[Figure dataset records]
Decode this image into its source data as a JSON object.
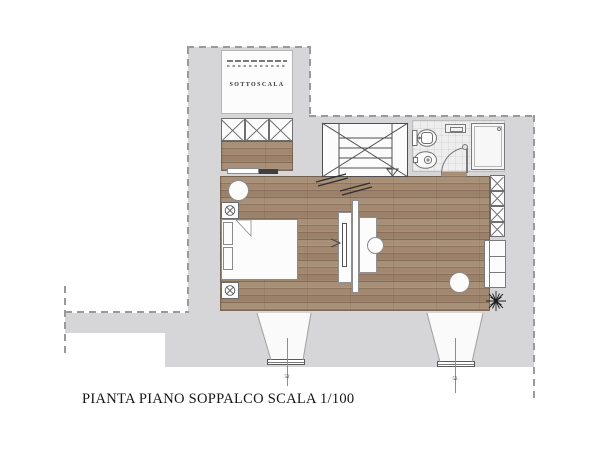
{
  "meta": {
    "caption": "PIANTA PIANO SOPPALCO SCALA 1/100",
    "drawing_type": "floor plan"
  },
  "rooms": {
    "sottoscala": {
      "label": "SOTTOSCALA"
    }
  },
  "windows": [
    {
      "mark": "52"
    },
    {
      "mark": "52"
    }
  ],
  "icons": {
    "stairs": "rectangle with X diagonals, treads and down arrow",
    "stair_arrow": "open triangle pointing down",
    "toilet": "tank + oval bowl",
    "bidet": "oval with tap",
    "shower": "square tray with head dot",
    "wardrobe_cell": "square with X",
    "plant": "starburst",
    "ceiling_lamp": "circle with X",
    "door_swing": "quarter arc"
  },
  "colors": {
    "wall": "#d6d5d7",
    "wood": "#a3886f",
    "wood_line": "#84705c",
    "tile": "#efeeef",
    "dash_line": "#9a9a9a",
    "furniture_fill": "#fcfcfc",
    "stair_line": "#4f4f4f",
    "fixture_line": "#767676",
    "text": "#151515"
  }
}
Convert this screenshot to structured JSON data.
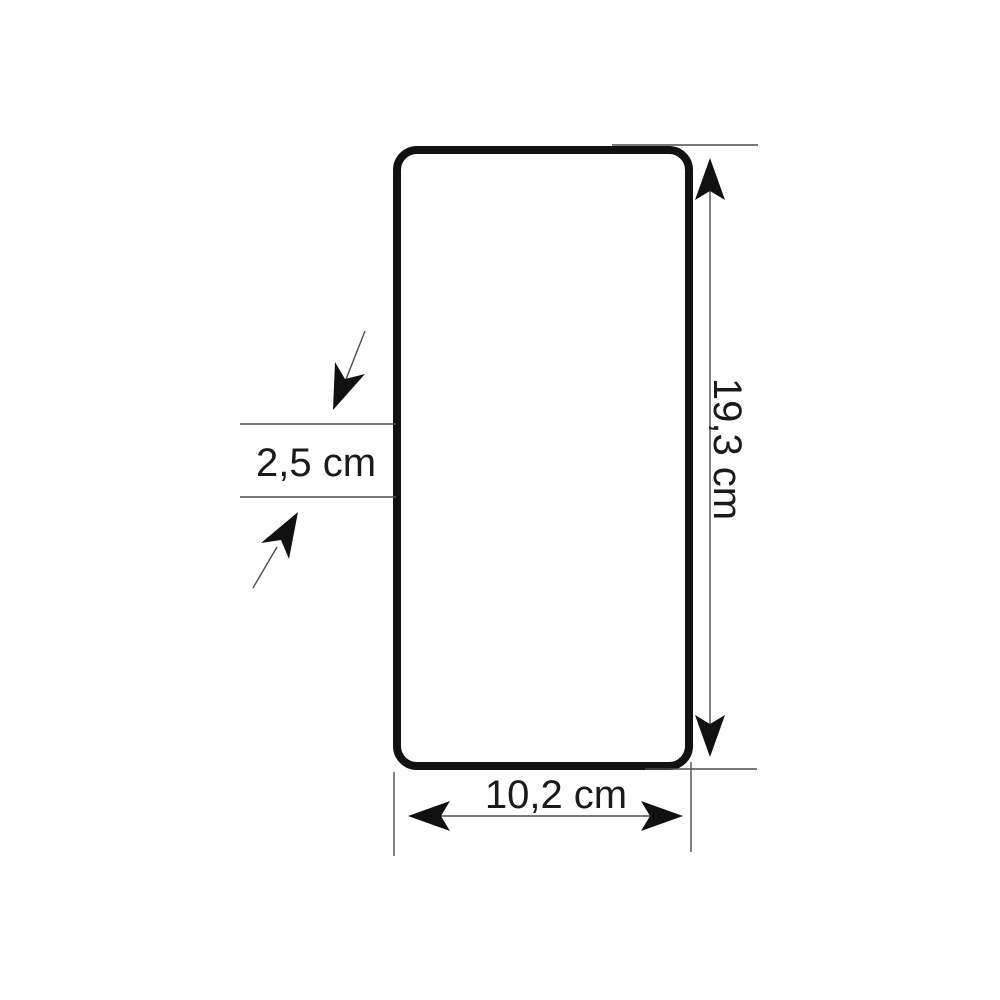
{
  "diagram": {
    "type": "dimension-drawing",
    "shape": "rounded-rectangle",
    "labels": {
      "height": "19,3 cm",
      "width": "10,2 cm",
      "side_detail": "2,5 cm"
    },
    "colors": {
      "outline": "#111111",
      "lines": "#4d4d4d",
      "text": "#1a1a1a",
      "background": "#ffffff"
    }
  }
}
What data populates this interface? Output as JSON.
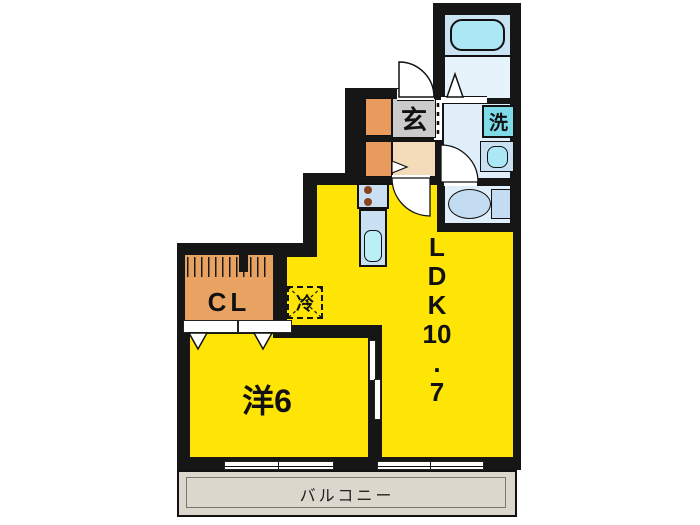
{
  "plan": {
    "title": "1LDK apartment floor plan",
    "rooms": {
      "ldk": {
        "label": "LDK10.7",
        "label_lines": [
          "L",
          "D",
          "K",
          "10",
          ".",
          "7"
        ]
      },
      "western_room": {
        "label": "洋6"
      },
      "entrance": {
        "label": "玄"
      },
      "closet": {
        "label": "CL"
      },
      "washer": {
        "label": "洗"
      },
      "refrigerator": {
        "label": "冷"
      },
      "balcony": {
        "label": "バルコニー"
      }
    },
    "colors": {
      "room_fill": "#FFE506",
      "wall": "#161616",
      "closet_fill": "#E8A261",
      "entrance_tile": "#CBCBCB",
      "hall_floor": "#F4DCBA",
      "wet_area_fill": "#E0EEF9",
      "bathtub": "#ABE7F4",
      "washer_box": "#7FDBE8",
      "kitchen_counter": "#C9DFF2",
      "kitchen_sink": "#B9EFF5",
      "balcony_fill": "#DBD7CD",
      "burner_dot": "#8A4420"
    }
  }
}
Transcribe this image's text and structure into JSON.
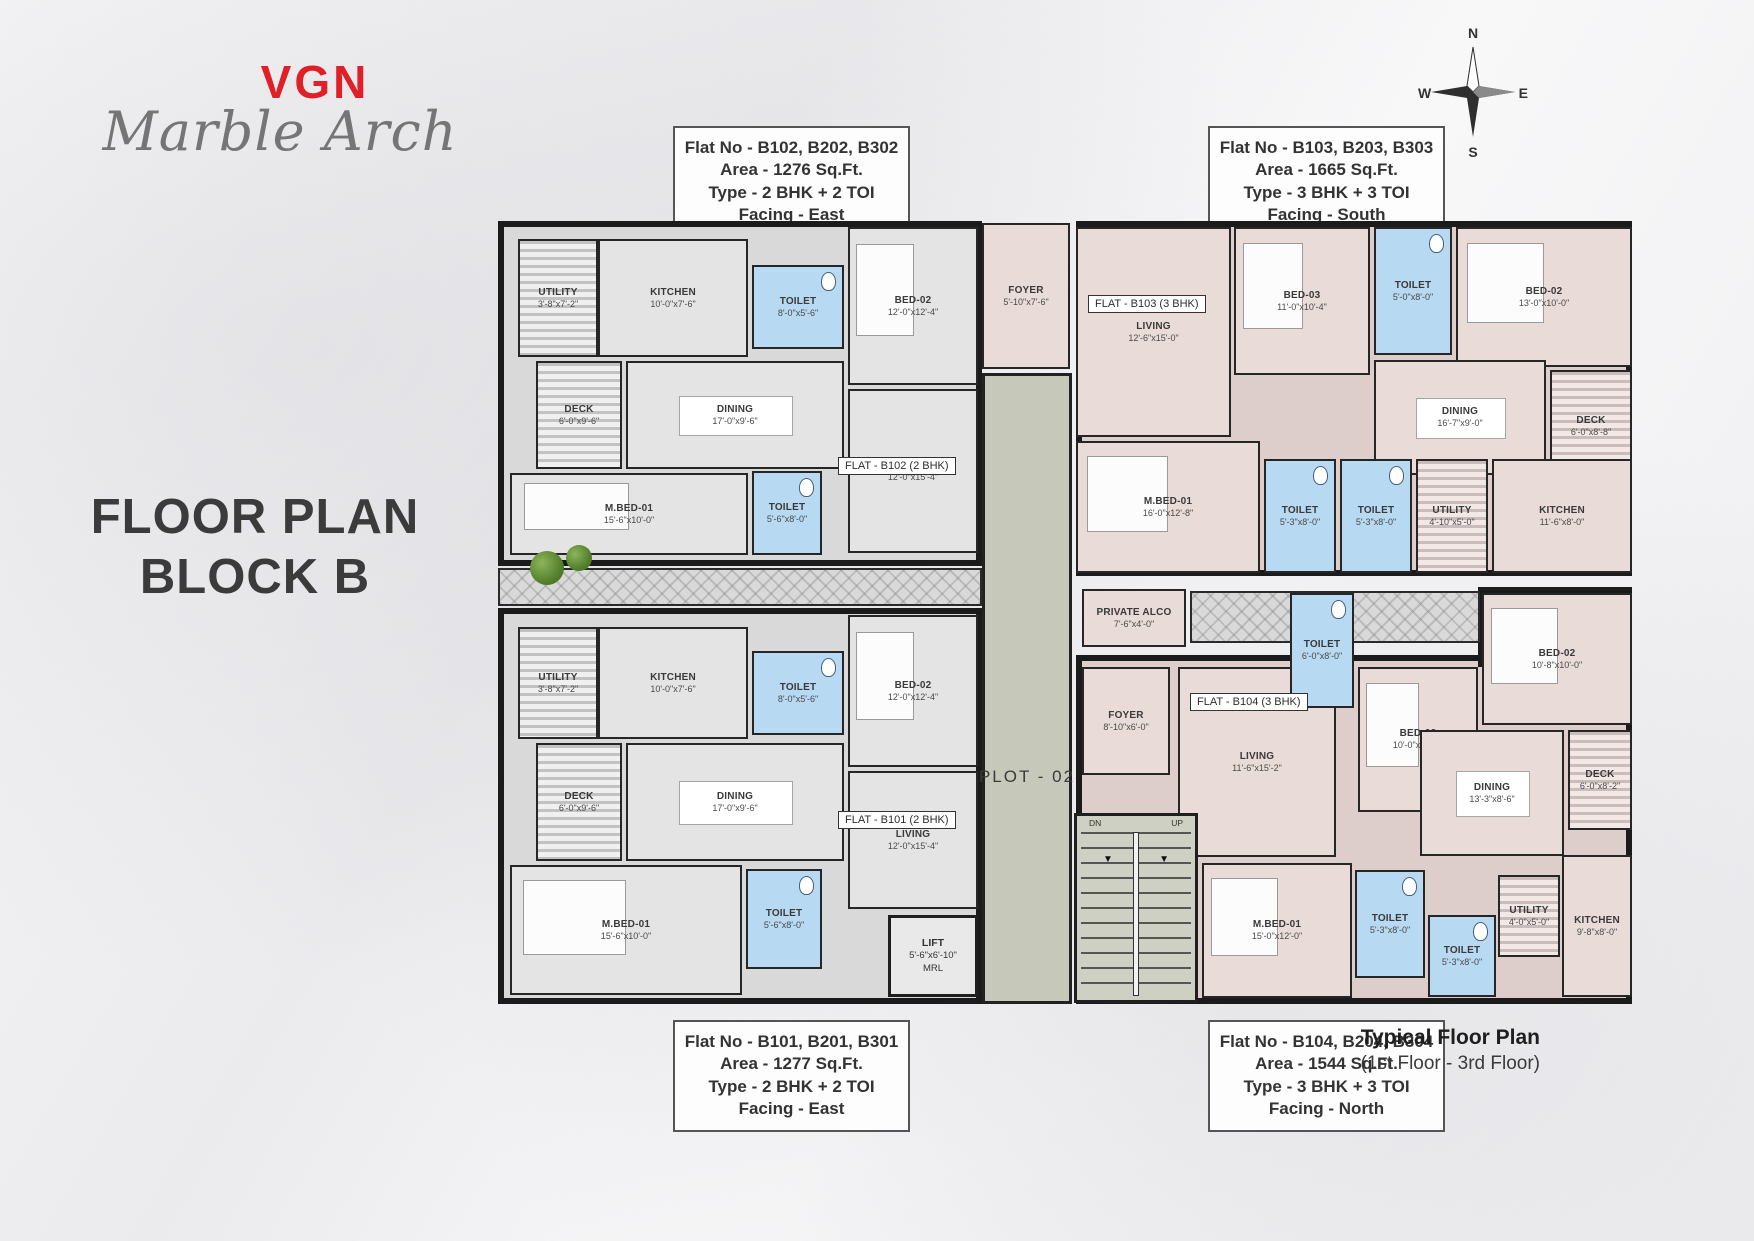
{
  "brand": {
    "logo": "VGN",
    "name": "Marble Arch"
  },
  "title": {
    "line1": "FLOOR PLAN",
    "line2": "BLOCK B"
  },
  "info_boxes": [
    {
      "lines": [
        "Flat No - B102, B202, B302",
        "Area - 1276 Sq.Ft.",
        "Type - 2 BHK + 2 TOI",
        "Facing - East"
      ]
    },
    {
      "lines": [
        "Flat No - B103, B203, B303",
        "Area - 1665 Sq.Ft.",
        "Type - 3 BHK + 3 TOI",
        "Facing - South"
      ]
    },
    {
      "lines": [
        "Flat No - B101, B201, B301",
        "Area - 1277 Sq.Ft.",
        "Type - 2 BHK + 2 TOI",
        "Facing - East"
      ]
    },
    {
      "lines": [
        "Flat No - B104, B204, B304",
        "Area - 1544 Sq.Ft.",
        "Type - 3 BHK + 3 TOI",
        "Facing - North"
      ]
    }
  ],
  "compass": {
    "n": "N",
    "w": "W",
    "e": "E",
    "s": "S"
  },
  "footer": {
    "title": "Typical Floor Plan",
    "subtitle": "(1st Floor - 3rd Floor)"
  },
  "colors": {
    "brand_red": "#e01f26",
    "toilet_blue": "#b7d9f1",
    "flat_gray": "#e4e4e4",
    "flat_pink": "#e9dbd8",
    "corridor_green": "#c6c9ba",
    "wall": "#1b1b1b"
  },
  "plan": {
    "plot_label": "PLOT - 02",
    "lift": {
      "name": "LIFT",
      "dims": "5'-6\"x6'-10\"",
      "note": "MRL"
    },
    "stairs": {
      "down": "DN",
      "up": "UP"
    },
    "flat_tags": [
      {
        "flat": "B102",
        "label": "FLAT - B102 (2 BHK)",
        "x": 348,
        "y": 242
      },
      {
        "flat": "B101",
        "label": "FLAT - B101 (2 BHK)",
        "x": 348,
        "y": 596
      },
      {
        "flat": "B103",
        "label": "FLAT - B103 (3 BHK)",
        "x": 598,
        "y": 80
      },
      {
        "flat": "B104",
        "label": "FLAT - B104 (3 BHK)",
        "x": 700,
        "y": 478
      }
    ],
    "rooms": [
      {
        "flat": "B102",
        "name": "UTILITY",
        "dims": "3'-8\"x7'-2\"",
        "kind": "utility",
        "tone": "gray",
        "x": 28,
        "y": 24,
        "w": 80,
        "h": 118
      },
      {
        "flat": "B102",
        "name": "KITCHEN",
        "dims": "10'-0\"x7'-6\"",
        "kind": "plain",
        "tone": "gray",
        "x": 108,
        "y": 24,
        "w": 150,
        "h": 118
      },
      {
        "flat": "B102",
        "name": "TOILET",
        "dims": "8'-0\"x5'-6\"",
        "kind": "toilet",
        "tone": "gray",
        "x": 262,
        "y": 50,
        "w": 92,
        "h": 84
      },
      {
        "flat": "B102",
        "name": "BED-02",
        "dims": "12'-0\"x12'-4\"",
        "kind": "bed",
        "tone": "gray",
        "x": 358,
        "y": 12,
        "w": 130,
        "h": 158
      },
      {
        "flat": "B102",
        "name": "DECK",
        "dims": "6'-0\"x9'-6\"",
        "kind": "deck",
        "tone": "gray",
        "x": 46,
        "y": 146,
        "w": 86,
        "h": 108
      },
      {
        "flat": "B102",
        "name": "DINING",
        "dims": "17'-0\"x9'-6\"",
        "kind": "dining",
        "tone": "gray",
        "x": 136,
        "y": 146,
        "w": 218,
        "h": 108
      },
      {
        "flat": "B102",
        "name": "M.BED-01",
        "dims": "15'-6\"x10'-0\"",
        "kind": "bed",
        "tone": "gray",
        "x": 20,
        "y": 258,
        "w": 238,
        "h": 82
      },
      {
        "flat": "B102",
        "name": "TOILET",
        "dims": "5'-6\"x8'-0\"",
        "kind": "toilet",
        "tone": "gray",
        "x": 262,
        "y": 256,
        "w": 70,
        "h": 84
      },
      {
        "flat": "B102",
        "name": "LIVING",
        "dims": "12'-0\"x15'-4\"",
        "kind": "plain",
        "tone": "gray",
        "x": 358,
        "y": 174,
        "w": 130,
        "h": 164
      },
      {
        "flat": "B101",
        "name": "UTILITY",
        "dims": "3'-8\"x7'-2\"",
        "kind": "utility",
        "tone": "gray",
        "x": 28,
        "y": 412,
        "w": 80,
        "h": 112
      },
      {
        "flat": "B101",
        "name": "KITCHEN",
        "dims": "10'-0\"x7'-6\"",
        "kind": "plain",
        "tone": "gray",
        "x": 108,
        "y": 412,
        "w": 150,
        "h": 112
      },
      {
        "flat": "B101",
        "name": "TOILET",
        "dims": "8'-0\"x5'-6\"",
        "kind": "toilet",
        "tone": "gray",
        "x": 262,
        "y": 436,
        "w": 92,
        "h": 84
      },
      {
        "flat": "B101",
        "name": "BED-02",
        "dims": "12'-0\"x12'-4\"",
        "kind": "bed",
        "tone": "gray",
        "x": 358,
        "y": 400,
        "w": 130,
        "h": 152
      },
      {
        "flat": "B101",
        "name": "DECK",
        "dims": "6'-0\"x9'-6\"",
        "kind": "deck",
        "tone": "gray",
        "x": 46,
        "y": 528,
        "w": 86,
        "h": 118
      },
      {
        "flat": "B101",
        "name": "DINING",
        "dims": "17'-0\"x9'-6\"",
        "kind": "dining",
        "tone": "gray",
        "x": 136,
        "y": 528,
        "w": 218,
        "h": 118
      },
      {
        "flat": "B101",
        "name": "M.BED-01",
        "dims": "15'-6\"x10'-0\"",
        "kind": "bed",
        "tone": "gray",
        "x": 20,
        "y": 650,
        "w": 232,
        "h": 130
      },
      {
        "flat": "B101",
        "name": "TOILET",
        "dims": "5'-6\"x8'-0\"",
        "kind": "toilet",
        "tone": "gray",
        "x": 256,
        "y": 654,
        "w": 76,
        "h": 100
      },
      {
        "flat": "B101",
        "name": "LIVING",
        "dims": "12'-0\"x15'-4\"",
        "kind": "plain",
        "tone": "gray",
        "x": 358,
        "y": 556,
        "w": 130,
        "h": 138
      },
      {
        "flat": "B103",
        "name": "FOYER",
        "dims": "5'-10\"x7'-6\"",
        "kind": "plain",
        "tone": "pink",
        "x": 492,
        "y": 8,
        "w": 88,
        "h": 146
      },
      {
        "flat": "B103",
        "name": "LIVING",
        "dims": "12'-6\"x15'-0\"",
        "kind": "plain",
        "tone": "pink",
        "x": 586,
        "y": 12,
        "w": 155,
        "h": 210
      },
      {
        "flat": "B103",
        "name": "BED-03",
        "dims": "11'-0\"x10'-4\"",
        "kind": "bed",
        "tone": "pink",
        "x": 744,
        "y": 12,
        "w": 136,
        "h": 148
      },
      {
        "flat": "B103",
        "name": "TOILET",
        "dims": "5'-0\"x8'-0\"",
        "kind": "toilet",
        "tone": "pink",
        "x": 884,
        "y": 12,
        "w": 78,
        "h": 128
      },
      {
        "flat": "B103",
        "name": "BED-02",
        "dims": "13'-0\"x10'-0\"",
        "kind": "bed",
        "tone": "pink",
        "x": 966,
        "y": 12,
        "w": 176,
        "h": 140
      },
      {
        "flat": "B103",
        "name": "DINING",
        "dims": "16'-7\"x9'-0\"",
        "kind": "dining",
        "tone": "pink",
        "x": 884,
        "y": 145,
        "w": 172,
        "h": 115
      },
      {
        "flat": "B103",
        "name": "DECK",
        "dims": "6'-0\"x8'-8\"",
        "kind": "deck",
        "tone": "pink",
        "x": 1060,
        "y": 155,
        "w": 82,
        "h": 112
      },
      {
        "flat": "B103",
        "name": "M.BED-01",
        "dims": "16'-0\"x12'-8\"",
        "kind": "bed",
        "tone": "pink",
        "x": 586,
        "y": 226,
        "w": 184,
        "h": 132
      },
      {
        "flat": "B103",
        "name": "TOILET",
        "dims": "5'-3\"x8'-0\"",
        "kind": "toilet",
        "tone": "pink",
        "x": 774,
        "y": 244,
        "w": 72,
        "h": 114
      },
      {
        "flat": "B103",
        "name": "TOILET",
        "dims": "5'-3\"x8'-0\"",
        "kind": "toilet",
        "tone": "pink",
        "x": 850,
        "y": 244,
        "w": 72,
        "h": 114
      },
      {
        "flat": "B103",
        "name": "UTILITY",
        "dims": "4'-10\"x5'-0\"",
        "kind": "utility",
        "tone": "pink",
        "x": 926,
        "y": 244,
        "w": 72,
        "h": 114
      },
      {
        "flat": "B103",
        "name": "KITCHEN",
        "dims": "11'-6\"x8'-0\"",
        "kind": "plain",
        "tone": "pink",
        "x": 1002,
        "y": 244,
        "w": 140,
        "h": 114
      },
      {
        "flat": "B103",
        "name": "PRIVATE ALCO",
        "dims": "7'-6\"x4'-0\"",
        "kind": "plain",
        "tone": "pink",
        "x": 592,
        "y": 374,
        "w": 104,
        "h": 58
      },
      {
        "flat": "B104",
        "name": "FOYER",
        "dims": "8'-10\"x6'-0\"",
        "kind": "plain",
        "tone": "pink",
        "x": 592,
        "y": 452,
        "w": 88,
        "h": 108
      },
      {
        "flat": "B104",
        "name": "LIVING",
        "dims": "11'-6\"x15'-2\"",
        "kind": "plain",
        "tone": "pink",
        "x": 688,
        "y": 452,
        "w": 158,
        "h": 190
      },
      {
        "flat": "B104",
        "name": "TOILET",
        "dims": "6'-0\"x8'-0\"",
        "kind": "toilet",
        "tone": "pink",
        "x": 800,
        "y": 378,
        "w": 64,
        "h": 115
      },
      {
        "flat": "B104",
        "name": "BED-03",
        "dims": "10'-0\"x10'-4\"",
        "kind": "bed",
        "tone": "pink",
        "x": 868,
        "y": 452,
        "w": 120,
        "h": 145
      },
      {
        "flat": "B104",
        "name": "BED-02",
        "dims": "10'-8\"x10'-0\"",
        "kind": "bed",
        "tone": "pink",
        "x": 992,
        "y": 378,
        "w": 150,
        "h": 132
      },
      {
        "flat": "B104",
        "name": "DINING",
        "dims": "13'-3\"x8'-6\"",
        "kind": "dining",
        "tone": "pink",
        "x": 930,
        "y": 515,
        "w": 144,
        "h": 126
      },
      {
        "flat": "B104",
        "name": "DECK",
        "dims": "6'-0\"x8'-2\"",
        "kind": "deck",
        "tone": "pink",
        "x": 1078,
        "y": 515,
        "w": 64,
        "h": 100
      },
      {
        "flat": "B104",
        "name": "M.BED-01",
        "dims": "15'-0\"x12'-0\"",
        "kind": "bed",
        "tone": "pink",
        "x": 712,
        "y": 648,
        "w": 150,
        "h": 135
      },
      {
        "flat": "B104",
        "name": "TOILET",
        "dims": "5'-3\"x8'-0\"",
        "kind": "toilet",
        "tone": "pink",
        "x": 865,
        "y": 655,
        "w": 70,
        "h": 108
      },
      {
        "flat": "B104",
        "name": "TOILET",
        "dims": "5'-3\"x8'-0\"",
        "kind": "toilet",
        "tone": "pink",
        "x": 938,
        "y": 700,
        "w": 68,
        "h": 82
      },
      {
        "flat": "B104",
        "name": "UTILITY",
        "dims": "4'-0\"x5'-0\"",
        "kind": "utility",
        "tone": "pink",
        "x": 1008,
        "y": 660,
        "w": 62,
        "h": 82
      },
      {
        "flat": "B104",
        "name": "KITCHEN",
        "dims": "9'-8\"x8'-0\"",
        "kind": "plain",
        "tone": "pink",
        "x": 1072,
        "y": 640,
        "w": 70,
        "h": 142
      }
    ]
  }
}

What to work on = Search the data above for the string "into" and copy each line that has it.

Complete response =
Decode this image into its source data as a JSON object.
Transcribe this image's text and structure into JSON.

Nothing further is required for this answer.